--- BEGIN Given information ---

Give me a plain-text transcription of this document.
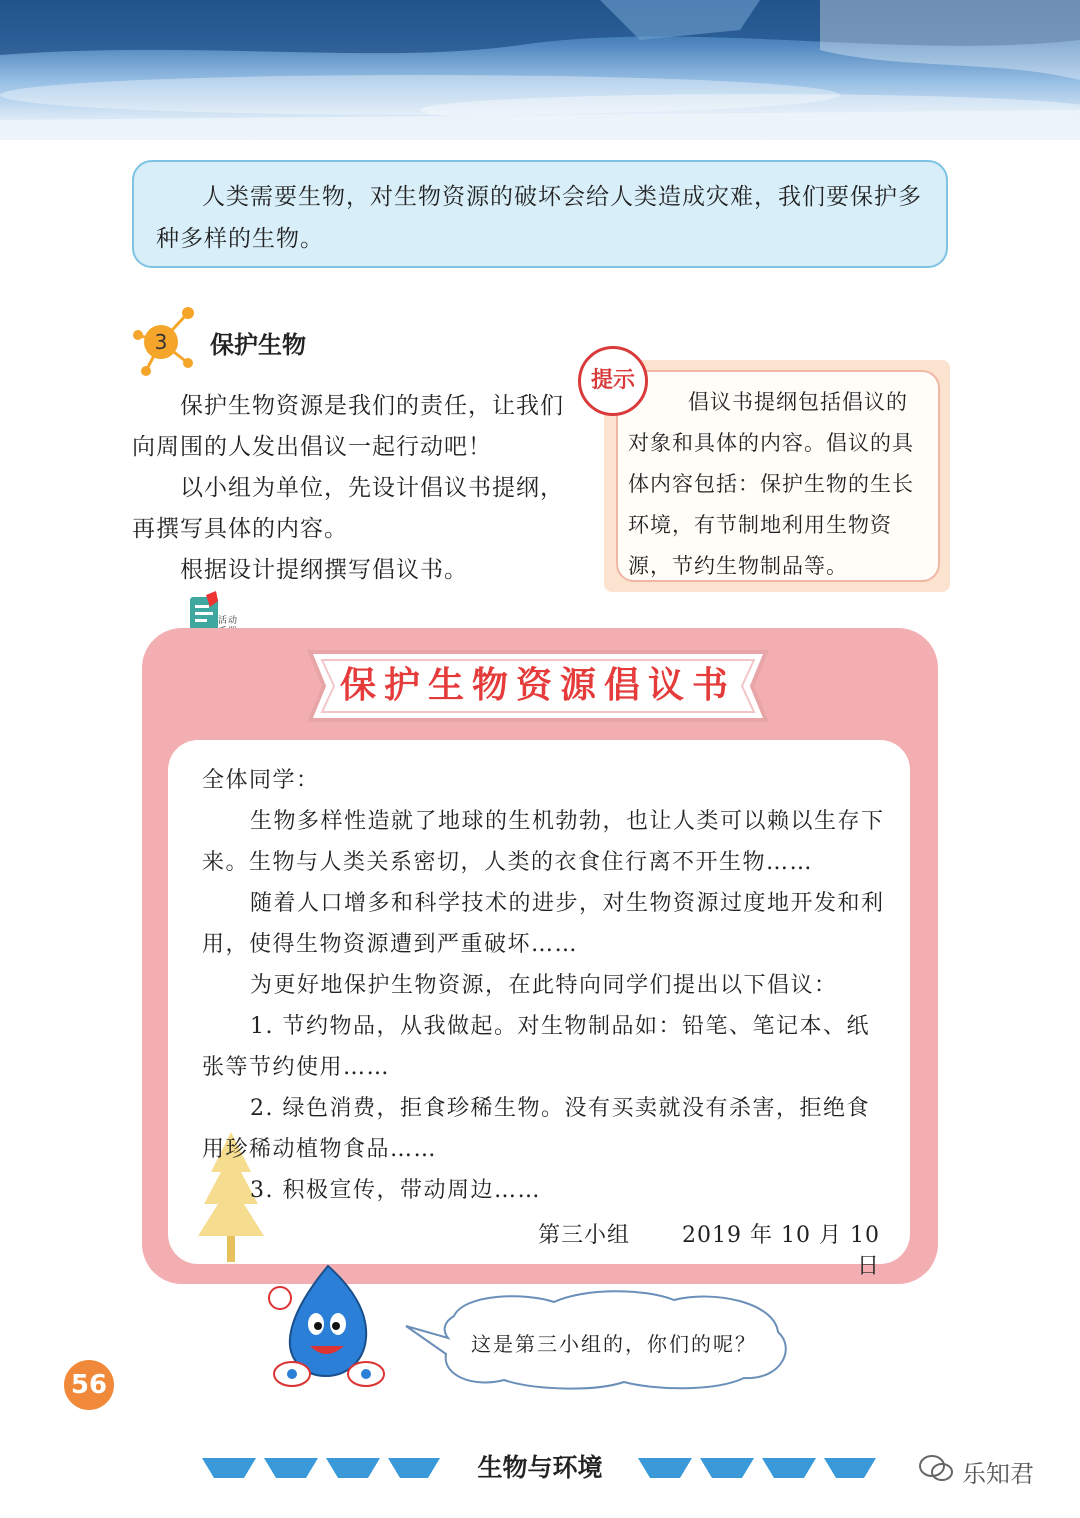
人类需要生物，对生物资源的破坏会给人类造成灾难，我们要保护多种多样的生物。

3	保护生物

保护生物资源是我们的责任，让我们向周围的人发出倡议一起行动吧！

以小组为单位，先设计倡议书提纲，再撰写具体的内容。

根据设计提纲撰写倡议书。
活动

倡议书提纲包括倡议的对象和具体的内容。倡议的具体内容包括：保护生物的生长环境，有节制地利用生物资源，节约生物制品等。

提示
保护生物资源倡议书

全体同学：

生物多样性造就了地球的生机勃勃，也让人类可以赖以生存下来。生物与人类关系密切，人类的衣食住行离不开生物……

随着人口增多和科学技术的进步，对生物资源过度地开发和利用，使得生物资源遭到严重破坏……

为更好地保护生物资源，在此特向同学们提出以下倡议：

1. 节约物品，从我做起。对生物制品如：铅笔、笔记本、纸张等节约使用……

2. 绿色消费，拒食珍稀生物。没有买卖就没有杀害，拒绝食用珍稀动植物食品……

3. 积极宣传，带动周边……

第三小组 2019 年 10 月 10 日
这是第三小组的，你们的呢？
56
生物与环境	乐知君
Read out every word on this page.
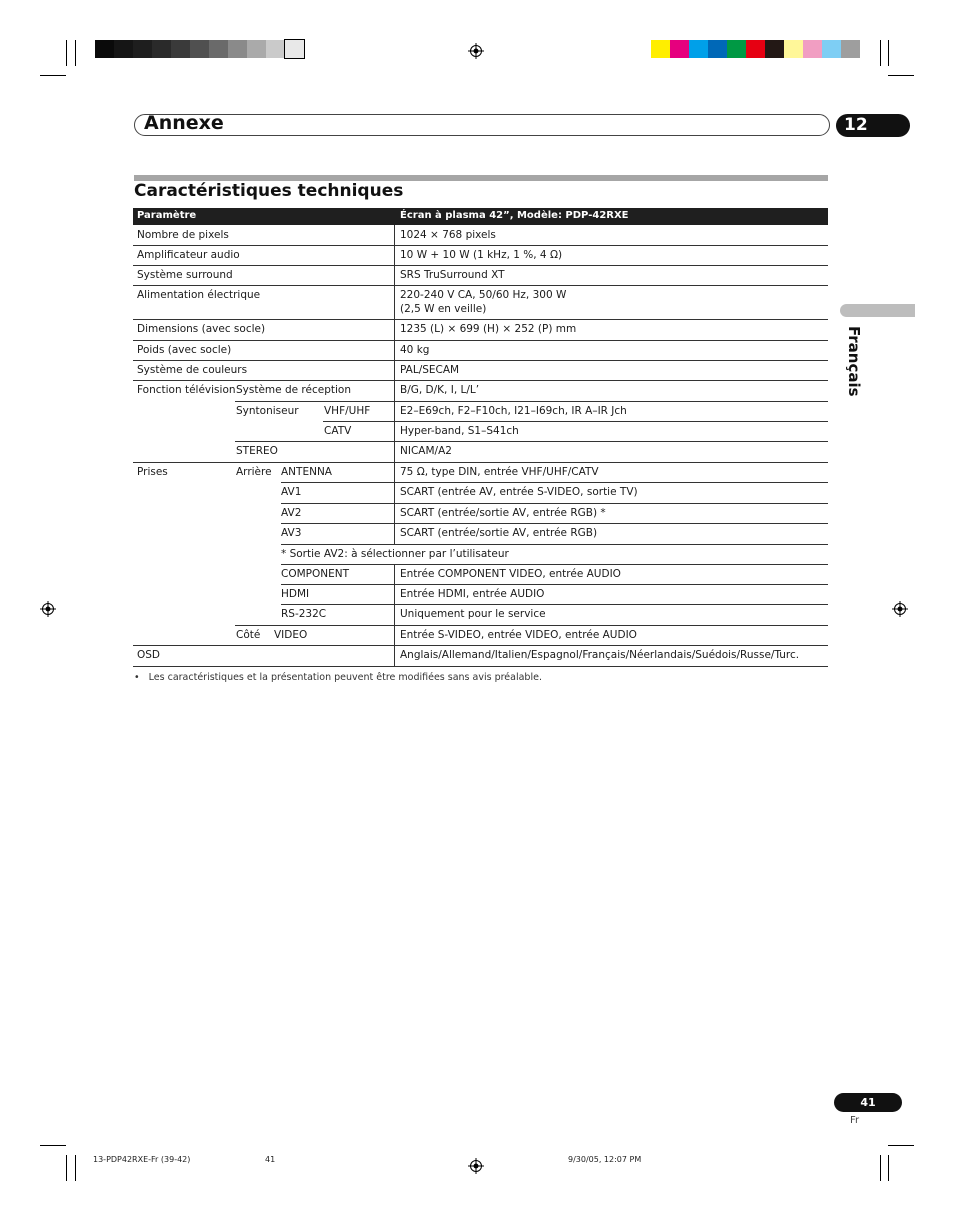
Annexe	12
Français
Caractéristiques techniques
Paramètre	Écran à plasma 42”, Modèle: PDP-42RXE
Nombre de pixels	1024 × 768 pixels
Amplificateur audio	10 W + 10 W (1 kHz, 1 %, 4 Ω)
Système surround	SRS TruSurround XT
Alimentation électrique	220-240 V CA, 50/60 Hz, 300 W
(2,5 W en veille)
Dimensions (avec socle)	1235 (L) × 699 (H) × 252 (P) mm
Poids (avec socle)	40 kg
Système de couleurs	PAL/SECAM
Fonction télévision Système de réception	B/G, D/K, I, L/L’
Syntoniseur VHF/UHF	E2–E69ch, F2–F10ch, I21–I69ch, IR A–IR Jch
CATV	Hyper-band, S1–S41ch
STEREO	NICAM/A2
Prises	Arrière ANTENNA	75 Ω, type DIN, entrée VHF/UHF/CATV
AV1	SCART (entrée AV, entrée S-VIDEO, sortie TV)
AV2	SCART (entrée/sortie AV, entrée RGB) *
AV3	SCART (entrée/sortie AV, entrée RGB)
* Sortie AV2: à sélectionner par l’utilisateur
COMPONENT	Entrée COMPONENT VIDEO, entrée AUDIO
HDMI	Entrée HDMI, entrée AUDIO
RS-232C	Uniquement pour le service
Côté VIDEO	Entrée S-VIDEO, entrée VIDEO, entrée AUDIO
OSD	Anglais/Allemand/Italien/Espagnol/Français/Néerlandais/Suédois/Russe/Turc.
•   Les caractéristiques et la présentation peuvent être modifiées sans avis préalable.
41
Fr
13-PDP42RXE-Fr (39-42)	41	9/30/05, 12:07 PM
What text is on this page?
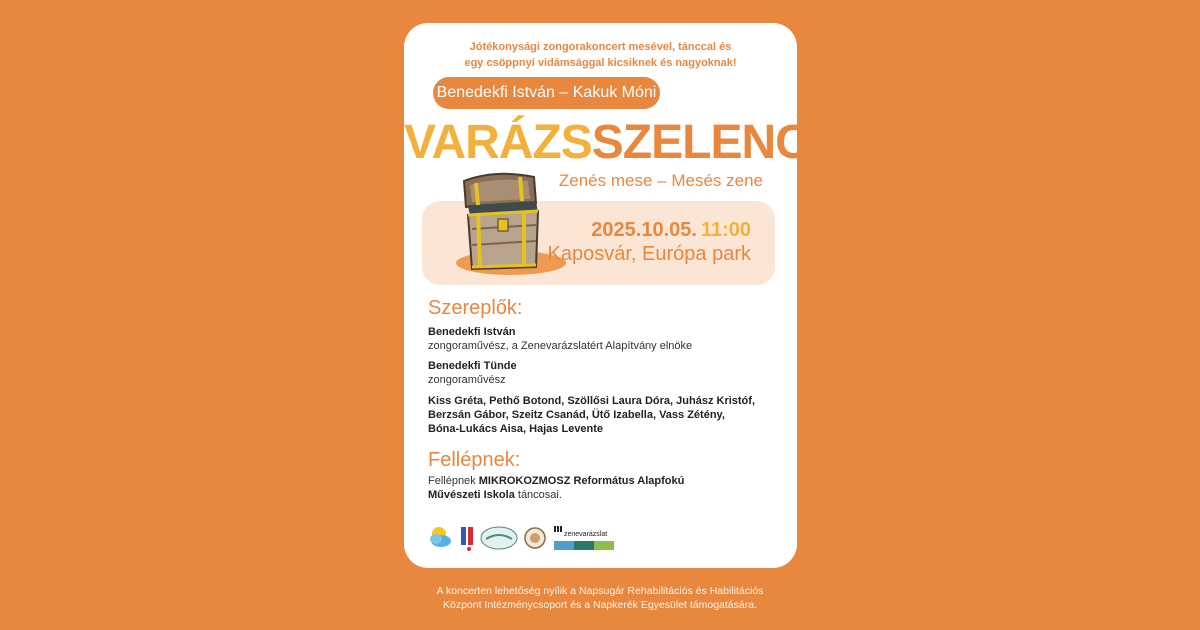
Jótékonysági zongorakoncert mesével, tánccal és
egy csöppnyi vidámsággal kicsiknek és nagyoknak!
Benedekfi István – Kakuk Móni
VARÁZSSZELENCE
Zenés mese – Mesés zene
2025.10.05. 11:00
Kaposvár, Európa park
Szereplők:
Benedekfi István
zongoraművész, a Zenevarázslatért Alapítvány elnöke
Benedekfi Tünde
zongoraművész
Kiss Gréta, Pethő Botond, Szöllősi Laura Dóra, Juhász Kristóf,
Berzsán Gábor, Szeitz Csanád, Ütő Izabella, Vass Zétény,
Bóna-Lukács Aisa, Hajas Levente
Fellépnek:
Fellépnek MIKROKOZMOSZ Református Alapfokú
Művészeti Iskola táncosai.
zenevarázslat
A koncerten lehetőség nyílik a Napsugár Rehabilitációs és Habilitációs
Központ Intézménycsoport és a Napkerék Egyesület támogatására.
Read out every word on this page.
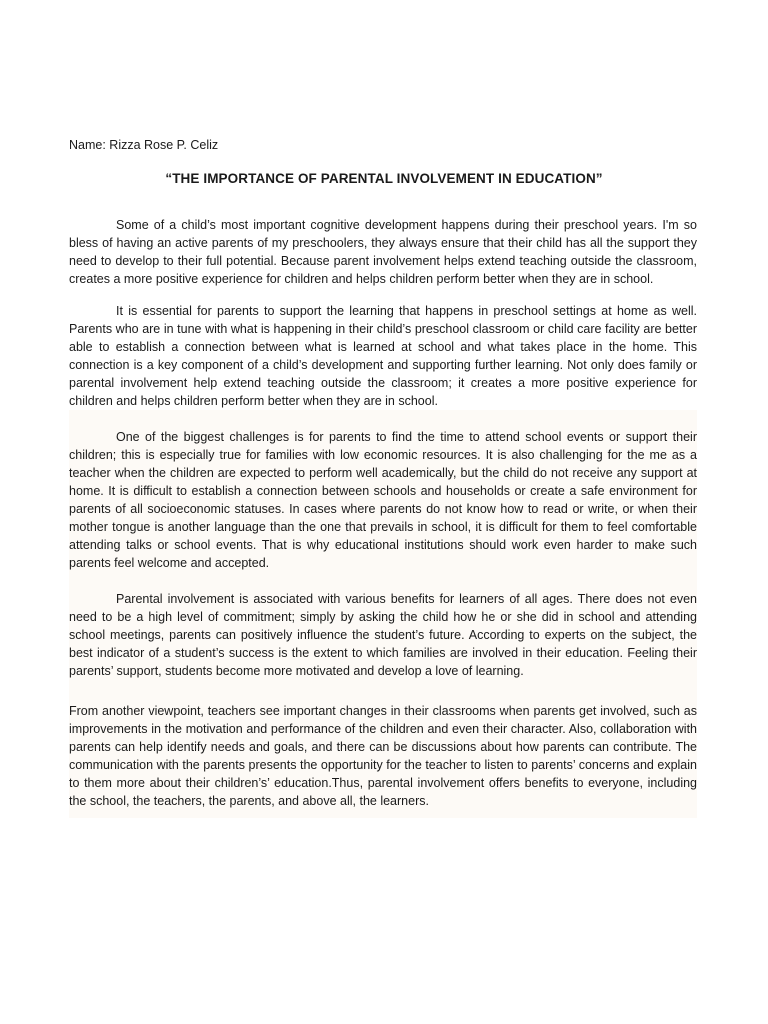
Name: Rizza Rose P. Celiz

“THE IMPORTANCE OF PARENTAL INVOLVEMENT IN EDUCATION”

Some of a child’s most important cognitive development happens during their preschool years. I'm so bless of having an active parents of my preschoolers, they always ensure that their child has all the support they need to develop to their full potential. Because parent involvement helps extend teaching outside the classroom, creates a more positive experience for children and helps children perform better when they are in school.

It is essential for parents to support the learning that happens in preschool settings at home as well. Parents who are in tune with what is happening in their child’s preschool classroom or child care facility are better able to establish a connection between what is learned at school and what takes place in the home. This connection is a key component of a child’s development and supporting further learning. Not only does family or parental involvement help extend teaching outside the classroom; it creates a more positive experience for children and helps children perform better when they are in school.

One of the biggest challenges is for parents to find the time to attend school events or support their children; this is especially true for families with low economic resources. It is also challenging for the me as a teacher when the children are expected to perform well academically, but the child do not receive any support at home. It is difficult to establish a connection between schools and households or create a safe environment for parents of all socioeconomic statuses. In cases where parents do not know how to read or write, or when their mother tongue is another language than the one that prevails in school, it is difficult for them to feel comfortable attending talks or school events. That is why educational institutions should work even harder to make such parents feel welcome and accepted.

Parental involvement is associated with various benefits for learners of all ages. There does not even need to be a high level of commitment; simply by asking the child how he or she did in school and attending school meetings, parents can positively influence the student’s future. According to experts on the subject, the best indicator of a student’s success is the extent to which families are involved in their education. Feeling their parents’ support, students become more motivated and develop a love of learning.

From another viewpoint, teachers see important changes in their classrooms when parents get involved, such as improvements in the motivation and performance of the children and even their character. Also, collaboration with parents can help identify needs and goals, and there can be discussions about how parents can contribute. The communication with the parents presents the opportunity for the teacher to listen to parents’ concerns and explain to them more about their children’s’ education.Thus, parental involvement offers benefits to everyone, including the school, the teachers, the parents, and above all, the learners.
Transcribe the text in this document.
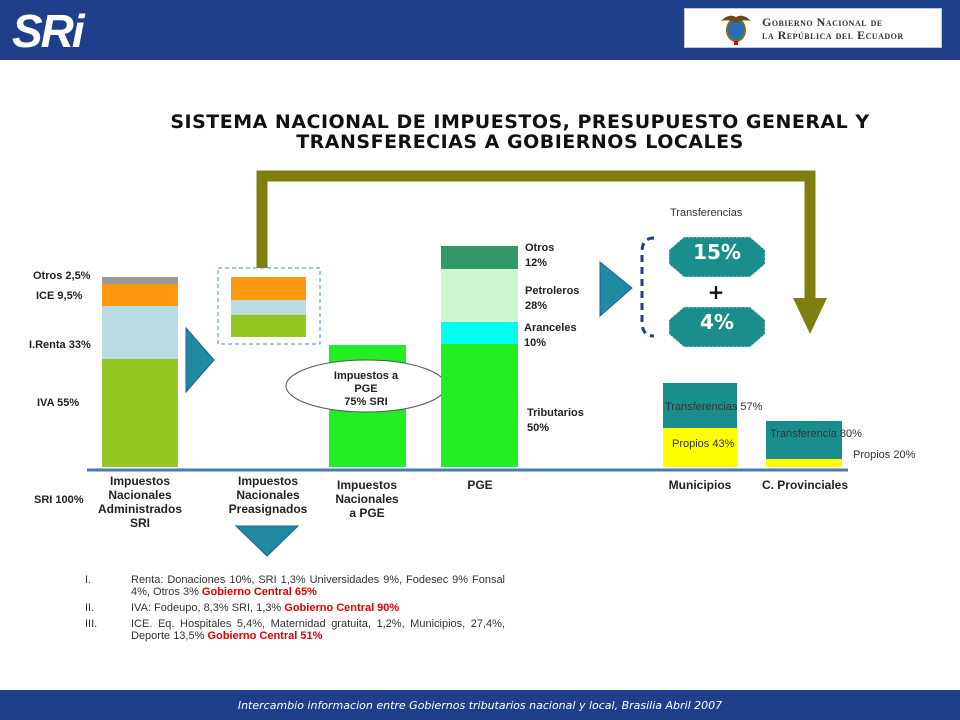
SRi	Gobierno Nacional de
la República del Ecuador
SISTEMA NACIONAL DE IMPUESTOS, PRESUPUESTO GENERAL Y
TRANSFERECIAS A GOBIERNOS LOCALES
Otros 2,5%
ICE 9,5%
I.Renta 33%
IVA 55%
SRI 100%
Impuestos
Nacionales
Administrados
SRI
Impuestos
Nacionales
Preasignados
Impuestos
Nacionales
a PGE
Impuestos a PGE
75% SRI
PGE
Otros
12%
Petroleros
28%
Aranceles
10%
Tributarios
50%
Transferencias
15%
+
4%
Transferencias 57%
Propios 43%
Municipios
Transferencia 80%
Propios 20%
C. Provinciales
I.	Renta: Donaciones 10%, SRI 1,3% Universidades 9%, Fodesec 9% Fonsal 4%, Otros 3% Gobierno Central 65%
II.	IVA: Fodeupo, 8,3% SRI, 1,3% Gobierno Central 90%
III.	ICE. Eq. Hospitales 5,4%, Maternidad gratuita, 1,2%, Municipios, 27,4%, Deporte 13,5% Gobierno Central 51%
Intercambio informacion entre Gobiernos tributarios nacional y local, Brasilia Abril 2007
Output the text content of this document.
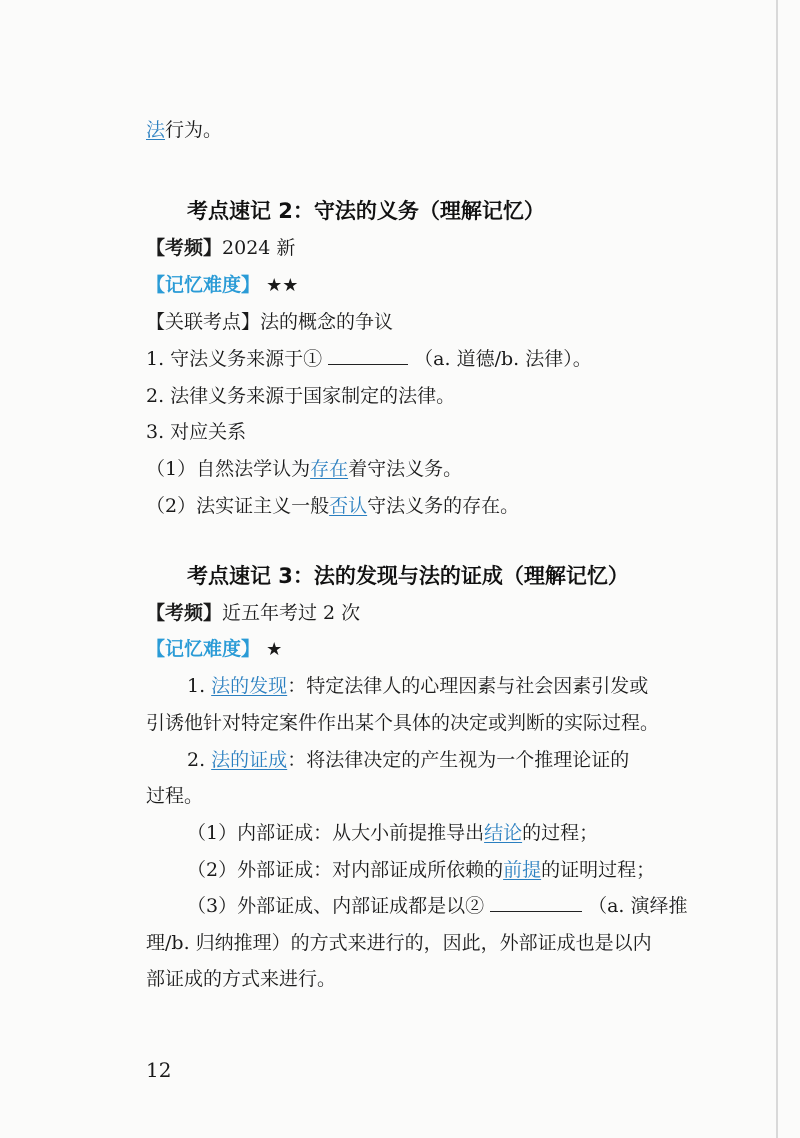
法行为。
考点速记 2：守法的义务（理解记忆）
【考频】2024 新
【记忆难度】 ★★
【关联考点】法的概念的争议
1. 守法义务来源于①	（a. 道德/b. 法律）。
2. 法律义务来源于国家制定的法律。
3. 对应关系
（1）自然法学认为存在着守法义务。
（2）法实证主义一般否认守法义务的存在。
考点速记 3：法的发现与法的证成（理解记忆）
【考频】近五年考过 2 次
【记忆难度】 ★
1. 法的发现：特定法律人的心理因素与社会因素引发或
引诱他针对特定案件作出某个具体的决定或判断的实际过程。
2. 法的证成：将法律决定的产生视为一个推理论证的
过程。
（1）内部证成：从大小前提推导出结论的过程；
（2）外部证成：对内部证成所依赖的前提的证明过程；
（3）外部证成、内部证成都是以②	（a. 演绎推
理/b. 归纳推理）的方式来进行的，因此，外部证成也是以内
部证成的方式来进行。
12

--- END Given information ---

### Task to carry out
Looking at the records above, extract only the lines from the one with "Transcribe the text in this document." through the last line, exactly, with the pictures left out.

### Complete output
Transcribe the text in this document.
SRi	Gobierno Nacional de
la República del Ecuador
SISTEMA NACIONAL DE IMPUESTOS, PRESUPUESTO GENERAL Y
TRANSFERECIAS A GOBIERNOS LOCALES
Otros 2,5%
ICE 9,5%
I.Renta 33%
IVA 55%
SRI 100%
Impuestos
Nacionales
Administrados
SRI
Impuestos
Nacionales
Preasignados
Impuestos
Nacionales
a PGE
Impuestos a PGE
75% SRI
PGE
Otros
12%
Petroleros
28%
Aranceles
10%
Tributarios
50%
Transferencias
15%
+
4%
Transferencias 57%
Propios 43%
Municipios
Transferencia 80%
Propios 20%
C. Provinciales
I.	Renta: Donaciones 10%, SRI 1,3% Universidades 9%, Fodesec 9% Fonsal 4%, Otros 3% Gobierno Central 65%
II.	IVA: Fodeupo, 8,3% SRI, 1,3% Gobierno Central 90%
III.	ICE. Eq. Hospitales 5,4%, Maternidad gratuita, 1,2%, Municipios, 27,4%, Deporte 13,5% Gobierno Central 51%
Intercambio informacion entre Gobiernos tributarios nacional y local, Brasilia Abril 2007
Output the text content of this document.
法行为。
考点速记 2：守法的义务（理解记忆）
【考频】2024 新
【记忆难度】 ★★
【关联考点】法的概念的争议
1. 守法义务来源于①	（a. 道德/b. 法律）。
2. 法律义务来源于国家制定的法律。
3. 对应关系
（1）自然法学认为存在着守法义务。
（2）法实证主义一般否认守法义务的存在。
考点速记 3：法的发现与法的证成（理解记忆）
【考频】近五年考过 2 次
【记忆难度】 ★
1. 法的发现：特定法律人的心理因素与社会因素引发或
引诱他针对特定案件作出某个具体的决定或判断的实际过程。
2. 法的证成：将法律决定的产生视为一个推理论证的
过程。
（1）内部证成：从大小前提推导出结论的过程；
（2）外部证成：对内部证成所依赖的前提的证明过程；
（3）外部证成、内部证成都是以②	（a. 演绎推
理/b. 归纳推理）的方式来进行的，因此，外部证成也是以内
部证成的方式来进行。
12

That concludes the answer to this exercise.